* [OBJECTIVE]: Report how many lines of these entries hold the string "Déchets"; reply with the number alone.
++++++++++
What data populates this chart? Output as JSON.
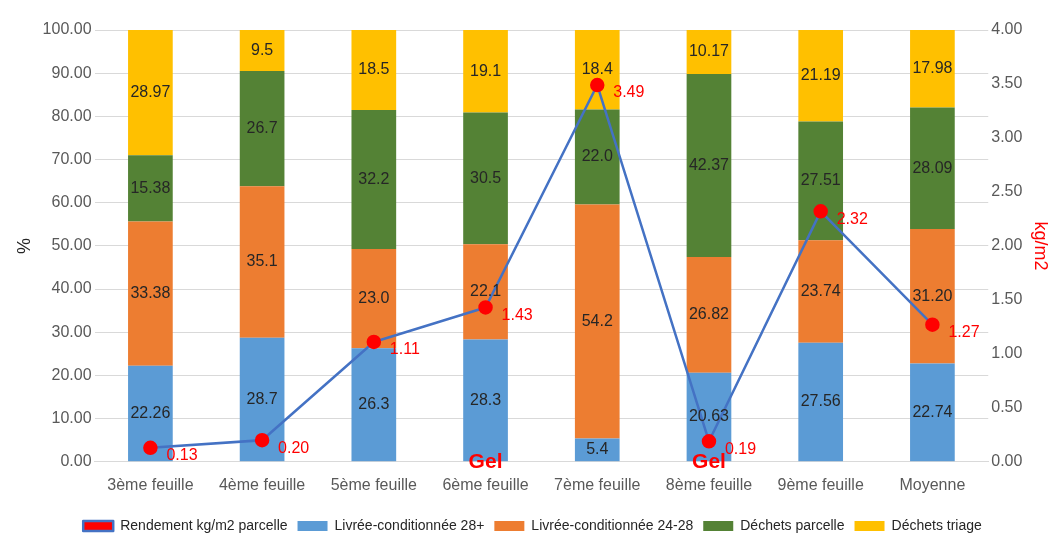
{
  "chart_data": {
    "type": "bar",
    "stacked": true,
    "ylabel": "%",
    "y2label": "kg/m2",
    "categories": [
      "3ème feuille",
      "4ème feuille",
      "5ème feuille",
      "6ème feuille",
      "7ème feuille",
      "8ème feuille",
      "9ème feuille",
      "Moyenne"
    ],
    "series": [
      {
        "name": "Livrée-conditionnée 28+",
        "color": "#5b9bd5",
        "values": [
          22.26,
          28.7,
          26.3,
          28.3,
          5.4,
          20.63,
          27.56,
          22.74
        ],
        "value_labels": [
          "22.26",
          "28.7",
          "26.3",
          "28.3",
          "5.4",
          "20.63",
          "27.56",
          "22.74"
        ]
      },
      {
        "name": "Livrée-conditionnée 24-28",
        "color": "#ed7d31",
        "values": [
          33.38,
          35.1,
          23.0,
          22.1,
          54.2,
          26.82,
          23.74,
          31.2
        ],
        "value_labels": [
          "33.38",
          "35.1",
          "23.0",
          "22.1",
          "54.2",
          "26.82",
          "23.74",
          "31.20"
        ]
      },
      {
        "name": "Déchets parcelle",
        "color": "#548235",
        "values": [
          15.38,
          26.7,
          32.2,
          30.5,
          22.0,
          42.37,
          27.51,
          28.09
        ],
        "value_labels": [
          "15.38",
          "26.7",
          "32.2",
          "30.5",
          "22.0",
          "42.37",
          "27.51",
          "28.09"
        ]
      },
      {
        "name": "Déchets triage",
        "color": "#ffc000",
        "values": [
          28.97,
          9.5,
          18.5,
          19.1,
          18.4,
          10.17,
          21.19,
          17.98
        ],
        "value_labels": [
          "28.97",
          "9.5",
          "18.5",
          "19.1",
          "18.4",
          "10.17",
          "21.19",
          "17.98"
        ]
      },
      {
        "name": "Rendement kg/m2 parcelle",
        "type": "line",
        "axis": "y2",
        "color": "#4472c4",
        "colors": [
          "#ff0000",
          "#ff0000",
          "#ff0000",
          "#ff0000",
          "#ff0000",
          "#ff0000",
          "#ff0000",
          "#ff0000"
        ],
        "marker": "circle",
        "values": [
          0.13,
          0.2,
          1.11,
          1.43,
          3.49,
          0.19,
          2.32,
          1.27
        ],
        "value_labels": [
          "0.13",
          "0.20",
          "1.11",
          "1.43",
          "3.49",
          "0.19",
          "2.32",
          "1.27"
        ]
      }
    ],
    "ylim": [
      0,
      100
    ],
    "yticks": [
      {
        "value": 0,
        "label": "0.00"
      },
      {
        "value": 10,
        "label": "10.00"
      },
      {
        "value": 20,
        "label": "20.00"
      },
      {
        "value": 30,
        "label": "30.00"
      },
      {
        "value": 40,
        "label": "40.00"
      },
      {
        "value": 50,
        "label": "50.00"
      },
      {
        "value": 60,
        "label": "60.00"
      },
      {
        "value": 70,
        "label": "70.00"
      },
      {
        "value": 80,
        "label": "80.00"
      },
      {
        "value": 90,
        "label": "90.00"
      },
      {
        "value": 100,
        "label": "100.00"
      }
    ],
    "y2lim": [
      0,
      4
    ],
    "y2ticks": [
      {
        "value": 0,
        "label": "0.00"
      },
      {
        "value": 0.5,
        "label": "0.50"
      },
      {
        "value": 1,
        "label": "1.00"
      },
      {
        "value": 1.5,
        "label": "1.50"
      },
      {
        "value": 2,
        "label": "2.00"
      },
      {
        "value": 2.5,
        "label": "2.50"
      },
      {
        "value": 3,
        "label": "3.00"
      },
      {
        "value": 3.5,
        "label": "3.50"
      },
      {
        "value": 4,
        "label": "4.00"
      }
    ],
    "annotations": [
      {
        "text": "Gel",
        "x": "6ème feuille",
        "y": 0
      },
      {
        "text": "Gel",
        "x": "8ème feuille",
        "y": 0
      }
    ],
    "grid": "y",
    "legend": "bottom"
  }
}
++++++++++
* [EXPECTED OUTPUT]: 2